Check each line for the string "working". Give only the count of lines that have it.

# Task input start

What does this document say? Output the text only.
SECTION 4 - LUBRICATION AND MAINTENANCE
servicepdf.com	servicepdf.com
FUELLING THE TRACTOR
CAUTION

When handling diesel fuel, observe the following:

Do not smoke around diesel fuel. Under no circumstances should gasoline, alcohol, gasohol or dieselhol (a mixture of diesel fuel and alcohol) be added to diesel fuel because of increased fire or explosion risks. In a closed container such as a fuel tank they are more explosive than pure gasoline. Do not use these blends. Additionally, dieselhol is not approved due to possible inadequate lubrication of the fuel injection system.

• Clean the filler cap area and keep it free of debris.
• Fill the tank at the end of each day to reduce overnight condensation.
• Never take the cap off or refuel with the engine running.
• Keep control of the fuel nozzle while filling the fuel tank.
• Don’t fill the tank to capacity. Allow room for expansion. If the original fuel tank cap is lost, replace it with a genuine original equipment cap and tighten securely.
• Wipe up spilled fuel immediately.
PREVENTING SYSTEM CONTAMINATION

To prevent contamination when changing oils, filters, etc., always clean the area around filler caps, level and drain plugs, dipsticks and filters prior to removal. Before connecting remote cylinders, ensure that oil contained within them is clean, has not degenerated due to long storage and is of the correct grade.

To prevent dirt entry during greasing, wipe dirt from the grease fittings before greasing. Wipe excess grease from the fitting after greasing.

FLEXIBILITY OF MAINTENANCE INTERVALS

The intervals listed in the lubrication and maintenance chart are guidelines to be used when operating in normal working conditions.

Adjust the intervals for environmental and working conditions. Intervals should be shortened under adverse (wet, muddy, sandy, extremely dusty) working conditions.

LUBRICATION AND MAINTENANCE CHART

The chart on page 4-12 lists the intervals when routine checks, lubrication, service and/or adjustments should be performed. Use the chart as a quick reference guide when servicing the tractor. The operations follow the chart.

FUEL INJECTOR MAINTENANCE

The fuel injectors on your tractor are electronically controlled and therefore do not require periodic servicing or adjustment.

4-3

# Task input end

## Result of this exercise
2